◆ **BRANO**
--*--
Lontano dagli occhi e dal cuore dei tiktoker e degli opinionisti dei talk show, in Sudan si sta consumando l’ennesima catastrofe umanitaria di proporzioni bibliche: secondo quanto riportato dall’Economist, il Sudan oggi sarebbe in assoluto il paese col maggior numero di rifugiati interni al mondo; erano già 3,7 milioni prima di aprile – ai quali si aggiungevano anche 1,1 milioni di rifugiati stranieri che, ironia della sorte, avevano cercato in Sudan riparo da altri conflitti regionali – e poi è arrivato il cataclisma. Nell’aprile scorso, l’esercito regolare e i paramilitari guidati dal generale Hemeti – che avevano governato assieme da quando l’ex presidente Omar Al Bashir era stato costretto all’esilio impedendo la transizione democratica – hanno deciso che il modo migliore per decidere chi dei due avesse il diritto a governare l’intero paese era passare alle armi; da allora, nell’arco di pochi mesi, ai vecchi rifugiati se ne sono aggiunti altri 6,3 milioni. In tutto fanno 11 milioni di esseri umani – 5 volte Gaza – in buona parte a rischio genocidio. Come ai tempi dei tagliagole janjaweed nel Darfur – che, d’altronde, molto spesso sono esattamente gli stessi uomini che ora ingrassano le fila dei paramilitari di Hemeti – quello che vediamo dispiegarsi con ferocia davanti ai nostri occhi, infatti, non è altro che l’ennesimo capitolo della guerra epocale che da decenni infiamma il Corno dell’Africa. E non si tratta della solita guerra per procura tra grandi potenze che, infatti, sostanzialmente se ne strasbattono i coglioni (e con loro tutti i media che gli fanno da ufficio stampa – motivo per cui se ne parla così poco); tantomeno – però – si tratta semplicemente di guerre tribali legate a dinamiche che caratterizzano società che non hanno ancora abbracciato le magnifiche sorti e progressive della modernità. Al contrario – per quanto a noi abitanti del giardino ordinato del mondo sviluppato possa sembrare controintuitivo – si tratta di guerre scatenate proprio dalla logica interna del capitalismo e, in particolare, da quella fase barbara e violenta che si chiama accumulazione primaria.
--*--
◆ **MATERIALE FORNITO**
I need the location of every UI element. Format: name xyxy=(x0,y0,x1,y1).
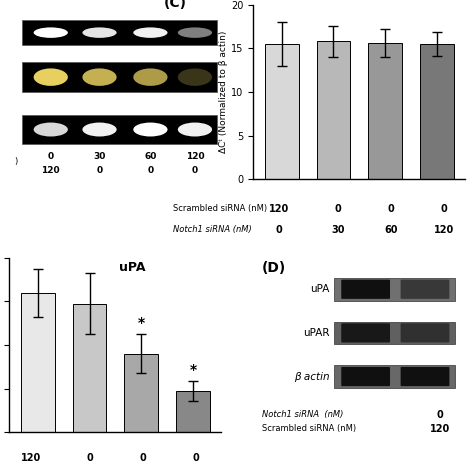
--*--
◆ **CONSEGNE**
#1 Indica se ciascuna affermazione concorda con il brano sul Sudan, rispondendo sì o no e citando le parole decisive del brano: (a) prima di aprile i rifugiati interni in Sudan erano 3,7 milioni; (b) il conflitto in Sudan è una guerra per procura tra grandi potenze; (c) il generale Hemeti è a capo dell'esercito regolare.
#2 Secondo il brano, quanti nuovi rifugiati si sono aggiunti ai precedenti dopo lo scontro armato iniziato ad aprile?
Il materiale non serve in alcun modo per questo lavoro.

◆ **SOLUZIONI**
#1
(a) Sì: "erano già 3,7 milioni prima di aprile".
(b) No: "E non si tratta della solita guerra per procura tra grandi potenze".
(c) No: "i paramilitari guidati dal generale Hemeti".

#2 Si sono aggiunti altri 6,3 milioni di rifugiati.